— TASK INSTRUCTIONS —
Reproduce the following records exactly from the line containing "Type out the text in this image." onward, ending with the last line and including it.

(Data extracted from a collection)
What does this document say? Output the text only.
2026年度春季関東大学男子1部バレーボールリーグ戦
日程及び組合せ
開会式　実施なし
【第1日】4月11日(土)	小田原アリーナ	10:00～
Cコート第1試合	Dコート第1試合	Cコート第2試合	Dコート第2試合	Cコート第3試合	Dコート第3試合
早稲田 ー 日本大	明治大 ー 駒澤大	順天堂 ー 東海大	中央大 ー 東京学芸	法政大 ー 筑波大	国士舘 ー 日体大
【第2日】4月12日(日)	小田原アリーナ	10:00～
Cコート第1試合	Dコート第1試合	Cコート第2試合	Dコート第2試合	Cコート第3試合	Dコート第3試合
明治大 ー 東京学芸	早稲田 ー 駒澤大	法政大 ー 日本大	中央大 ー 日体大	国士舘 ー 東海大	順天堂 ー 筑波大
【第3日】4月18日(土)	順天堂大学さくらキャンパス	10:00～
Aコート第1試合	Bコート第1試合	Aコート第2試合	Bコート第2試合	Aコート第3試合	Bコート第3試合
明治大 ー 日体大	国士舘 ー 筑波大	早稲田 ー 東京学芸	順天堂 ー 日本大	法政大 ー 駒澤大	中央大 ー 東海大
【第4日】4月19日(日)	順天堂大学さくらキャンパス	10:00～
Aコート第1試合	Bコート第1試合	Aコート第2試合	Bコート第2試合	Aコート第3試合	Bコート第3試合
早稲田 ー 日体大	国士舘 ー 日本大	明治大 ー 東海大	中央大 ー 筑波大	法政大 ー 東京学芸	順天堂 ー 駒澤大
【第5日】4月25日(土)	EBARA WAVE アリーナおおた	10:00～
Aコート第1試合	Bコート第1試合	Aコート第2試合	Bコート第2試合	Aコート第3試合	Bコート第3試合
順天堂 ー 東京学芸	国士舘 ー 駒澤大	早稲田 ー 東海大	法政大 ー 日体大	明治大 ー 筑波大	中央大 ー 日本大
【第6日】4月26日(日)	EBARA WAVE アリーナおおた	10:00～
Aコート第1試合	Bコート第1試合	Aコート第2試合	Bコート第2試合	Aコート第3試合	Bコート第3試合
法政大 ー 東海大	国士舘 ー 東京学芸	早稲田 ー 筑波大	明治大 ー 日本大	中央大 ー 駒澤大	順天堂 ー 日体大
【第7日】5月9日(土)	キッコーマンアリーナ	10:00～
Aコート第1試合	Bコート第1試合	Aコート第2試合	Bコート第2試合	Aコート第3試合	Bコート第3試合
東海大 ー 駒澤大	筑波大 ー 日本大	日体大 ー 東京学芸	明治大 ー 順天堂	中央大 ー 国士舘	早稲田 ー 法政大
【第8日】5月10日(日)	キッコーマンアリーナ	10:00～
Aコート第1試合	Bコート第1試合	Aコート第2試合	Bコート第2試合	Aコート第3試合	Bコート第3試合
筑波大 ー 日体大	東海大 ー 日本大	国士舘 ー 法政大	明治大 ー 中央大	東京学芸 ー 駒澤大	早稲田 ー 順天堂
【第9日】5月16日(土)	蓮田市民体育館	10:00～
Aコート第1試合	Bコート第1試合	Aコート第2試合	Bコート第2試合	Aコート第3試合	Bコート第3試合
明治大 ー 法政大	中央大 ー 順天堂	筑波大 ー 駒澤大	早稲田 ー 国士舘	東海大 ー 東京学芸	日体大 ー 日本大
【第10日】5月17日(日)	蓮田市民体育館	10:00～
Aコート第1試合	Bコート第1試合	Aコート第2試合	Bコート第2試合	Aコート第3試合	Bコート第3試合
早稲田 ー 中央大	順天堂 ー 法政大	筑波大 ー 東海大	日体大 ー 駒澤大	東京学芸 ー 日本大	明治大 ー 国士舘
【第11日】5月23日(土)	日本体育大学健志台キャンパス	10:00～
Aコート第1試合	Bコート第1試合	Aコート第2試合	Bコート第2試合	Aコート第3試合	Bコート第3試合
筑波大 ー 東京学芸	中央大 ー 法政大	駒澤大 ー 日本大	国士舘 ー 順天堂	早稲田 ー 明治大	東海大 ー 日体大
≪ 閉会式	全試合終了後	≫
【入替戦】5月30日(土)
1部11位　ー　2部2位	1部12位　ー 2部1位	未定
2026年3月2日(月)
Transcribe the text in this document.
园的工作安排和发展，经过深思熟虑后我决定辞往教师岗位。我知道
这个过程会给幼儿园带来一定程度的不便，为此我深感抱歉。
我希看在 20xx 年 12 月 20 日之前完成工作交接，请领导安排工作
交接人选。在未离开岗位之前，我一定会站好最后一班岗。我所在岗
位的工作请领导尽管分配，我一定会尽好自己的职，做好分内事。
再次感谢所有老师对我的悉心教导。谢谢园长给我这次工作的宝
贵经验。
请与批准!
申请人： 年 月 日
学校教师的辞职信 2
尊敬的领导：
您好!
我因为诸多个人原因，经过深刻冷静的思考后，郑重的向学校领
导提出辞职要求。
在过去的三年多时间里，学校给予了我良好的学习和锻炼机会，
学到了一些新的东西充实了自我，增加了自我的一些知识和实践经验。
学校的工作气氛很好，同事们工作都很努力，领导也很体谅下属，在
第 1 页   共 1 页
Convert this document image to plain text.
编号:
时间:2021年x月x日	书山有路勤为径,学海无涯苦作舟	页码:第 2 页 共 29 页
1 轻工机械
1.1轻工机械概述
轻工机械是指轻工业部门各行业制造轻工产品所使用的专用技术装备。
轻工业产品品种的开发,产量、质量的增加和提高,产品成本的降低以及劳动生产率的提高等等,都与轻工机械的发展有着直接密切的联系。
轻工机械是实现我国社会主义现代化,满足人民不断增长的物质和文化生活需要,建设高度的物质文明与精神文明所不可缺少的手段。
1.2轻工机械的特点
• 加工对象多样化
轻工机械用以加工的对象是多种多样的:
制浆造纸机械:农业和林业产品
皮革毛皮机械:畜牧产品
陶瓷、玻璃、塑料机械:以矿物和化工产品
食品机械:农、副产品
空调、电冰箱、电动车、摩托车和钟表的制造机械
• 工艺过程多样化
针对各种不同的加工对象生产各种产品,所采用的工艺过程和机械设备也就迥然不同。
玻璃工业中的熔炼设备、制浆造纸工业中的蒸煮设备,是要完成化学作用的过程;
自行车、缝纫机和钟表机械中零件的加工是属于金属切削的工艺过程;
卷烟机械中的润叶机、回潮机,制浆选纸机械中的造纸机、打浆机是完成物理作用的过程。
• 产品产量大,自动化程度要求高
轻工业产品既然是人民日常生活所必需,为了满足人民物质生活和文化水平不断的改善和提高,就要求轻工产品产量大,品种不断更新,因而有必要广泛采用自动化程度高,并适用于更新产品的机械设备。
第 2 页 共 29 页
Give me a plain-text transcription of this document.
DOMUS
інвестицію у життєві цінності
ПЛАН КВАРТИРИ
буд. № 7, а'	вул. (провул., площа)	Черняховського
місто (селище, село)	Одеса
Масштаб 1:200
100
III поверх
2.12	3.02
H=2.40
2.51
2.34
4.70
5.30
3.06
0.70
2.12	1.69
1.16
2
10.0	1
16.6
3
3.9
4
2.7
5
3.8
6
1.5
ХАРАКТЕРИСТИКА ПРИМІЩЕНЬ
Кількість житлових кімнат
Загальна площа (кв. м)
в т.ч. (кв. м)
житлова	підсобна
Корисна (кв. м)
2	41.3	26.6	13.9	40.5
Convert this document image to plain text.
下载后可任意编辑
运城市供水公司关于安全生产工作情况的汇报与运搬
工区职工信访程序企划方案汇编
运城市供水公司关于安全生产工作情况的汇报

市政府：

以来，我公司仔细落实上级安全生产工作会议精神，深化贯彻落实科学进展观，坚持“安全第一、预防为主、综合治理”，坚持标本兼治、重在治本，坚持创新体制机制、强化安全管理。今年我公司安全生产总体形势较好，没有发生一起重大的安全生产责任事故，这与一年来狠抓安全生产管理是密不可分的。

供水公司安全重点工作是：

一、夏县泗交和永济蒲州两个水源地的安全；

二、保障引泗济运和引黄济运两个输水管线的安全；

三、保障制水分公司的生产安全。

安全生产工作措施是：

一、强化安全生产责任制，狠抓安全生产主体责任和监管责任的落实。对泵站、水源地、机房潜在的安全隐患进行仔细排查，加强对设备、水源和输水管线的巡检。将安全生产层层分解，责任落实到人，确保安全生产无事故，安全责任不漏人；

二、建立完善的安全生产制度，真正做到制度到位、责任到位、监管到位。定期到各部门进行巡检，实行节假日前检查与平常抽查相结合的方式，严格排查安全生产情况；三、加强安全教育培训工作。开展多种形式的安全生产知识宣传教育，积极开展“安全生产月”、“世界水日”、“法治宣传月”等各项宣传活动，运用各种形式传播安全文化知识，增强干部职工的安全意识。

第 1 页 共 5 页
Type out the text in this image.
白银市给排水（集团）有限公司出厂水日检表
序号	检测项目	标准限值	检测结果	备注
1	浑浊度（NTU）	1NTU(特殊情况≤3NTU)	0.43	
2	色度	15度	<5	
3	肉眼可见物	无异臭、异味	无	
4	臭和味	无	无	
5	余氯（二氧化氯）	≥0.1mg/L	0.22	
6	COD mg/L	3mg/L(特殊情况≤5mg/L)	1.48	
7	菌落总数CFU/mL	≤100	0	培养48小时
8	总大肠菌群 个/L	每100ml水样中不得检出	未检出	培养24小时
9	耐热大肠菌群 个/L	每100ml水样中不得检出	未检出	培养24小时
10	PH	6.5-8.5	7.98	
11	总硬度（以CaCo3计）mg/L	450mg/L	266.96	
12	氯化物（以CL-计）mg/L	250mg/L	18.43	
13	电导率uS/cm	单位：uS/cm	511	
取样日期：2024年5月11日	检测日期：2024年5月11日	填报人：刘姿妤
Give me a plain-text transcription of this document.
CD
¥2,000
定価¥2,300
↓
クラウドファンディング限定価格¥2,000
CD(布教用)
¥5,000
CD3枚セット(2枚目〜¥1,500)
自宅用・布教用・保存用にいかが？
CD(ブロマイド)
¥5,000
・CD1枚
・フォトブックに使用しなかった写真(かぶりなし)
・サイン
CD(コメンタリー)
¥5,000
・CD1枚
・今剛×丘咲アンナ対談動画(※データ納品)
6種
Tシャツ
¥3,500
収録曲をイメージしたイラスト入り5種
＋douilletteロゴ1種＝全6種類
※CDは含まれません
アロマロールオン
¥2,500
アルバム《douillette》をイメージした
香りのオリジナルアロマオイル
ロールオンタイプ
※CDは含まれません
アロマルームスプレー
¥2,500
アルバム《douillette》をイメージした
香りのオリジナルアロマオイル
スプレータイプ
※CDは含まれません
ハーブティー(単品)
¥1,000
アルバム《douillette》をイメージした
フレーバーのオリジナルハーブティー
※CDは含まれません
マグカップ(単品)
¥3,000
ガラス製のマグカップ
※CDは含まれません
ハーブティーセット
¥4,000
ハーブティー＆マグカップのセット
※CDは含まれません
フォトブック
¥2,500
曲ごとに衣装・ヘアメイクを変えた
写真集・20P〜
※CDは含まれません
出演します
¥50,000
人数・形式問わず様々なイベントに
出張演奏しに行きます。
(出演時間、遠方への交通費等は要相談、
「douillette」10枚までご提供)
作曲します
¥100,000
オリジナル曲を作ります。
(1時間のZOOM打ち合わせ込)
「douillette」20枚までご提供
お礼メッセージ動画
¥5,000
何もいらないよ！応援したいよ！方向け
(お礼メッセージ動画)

— TASK SOLUTION —
Type out the text in this image.
白银市给排水（集团）有限公司出厂水日检表
序号	检测项目	标准限值	检测结果	备注
1	浑浊度（NTU）	1NTU(特殊情况≤3NTU)	0.43	
2	色度	15度	<5	
3	肉眼可见物	无异臭、异味	无	
4	臭和味	无	无	
5	余氯（二氧化氯）	≥0.1mg/L	0.22	
6	COD mg/L	3mg/L(特殊情况≤5mg/L)	1.48	
7	菌落总数CFU/mL	≤100	0	培养48小时
8	总大肠菌群 个/L	每100ml水样中不得检出	未检出	培养24小时
9	耐热大肠菌群 个/L	每100ml水样中不得检出	未检出	培养24小时
10	PH	6.5-8.5	7.98	
11	总硬度（以CaCo3计）mg/L	450mg/L	266.96	
12	氯化物（以CL-计）mg/L	250mg/L	18.43	
13	电导率uS/cm	单位：uS/cm	511	
取样日期：2024年5月11日	检测日期：2024年5月11日	填报人：刘姿妤
Give me a plain-text transcription of this document.
CD
¥2,000
定価¥2,300
↓
クラウドファンディング限定価格¥2,000
CD(布教用)
¥5,000
CD3枚セット(2枚目〜¥1,500)
自宅用・布教用・保存用にいかが？
CD(ブロマイド)
¥5,000
・CD1枚
・フォトブックに使用しなかった写真(かぶりなし)
・サイン
CD(コメンタリー)
¥5,000
・CD1枚
・今剛×丘咲アンナ対談動画(※データ納品)
6種
Tシャツ
¥3,500
収録曲をイメージしたイラスト入り5種
＋douilletteロゴ1種＝全6種類
※CDは含まれません
アロマロールオン
¥2,500
アルバム《douillette》をイメージした
香りのオリジナルアロマオイル
ロールオンタイプ
※CDは含まれません
アロマルームスプレー
¥2,500
アルバム《douillette》をイメージした
香りのオリジナルアロマオイル
スプレータイプ
※CDは含まれません
ハーブティー(単品)
¥1,000
アルバム《douillette》をイメージした
フレーバーのオリジナルハーブティー
※CDは含まれません
マグカップ(単品)
¥3,000
ガラス製のマグカップ
※CDは含まれません
ハーブティーセット
¥4,000
ハーブティー＆マグカップのセット
※CDは含まれません
フォトブック
¥2,500
曲ごとに衣装・ヘアメイクを変えた
写真集・20P〜
※CDは含まれません
出演します
¥50,000
人数・形式問わず様々なイベントに
出張演奏しに行きます。
(出演時間、遠方への交通費等は要相談、
「douillette」10枚までご提供)
作曲します
¥100,000
オリジナル曲を作ります。
(1時間のZOOM打ち合わせ込)
「douillette」20枚までご提供
お礼メッセージ動画
¥5,000
何もいらないよ！応援したいよ！方向け
(お礼メッセージ動画)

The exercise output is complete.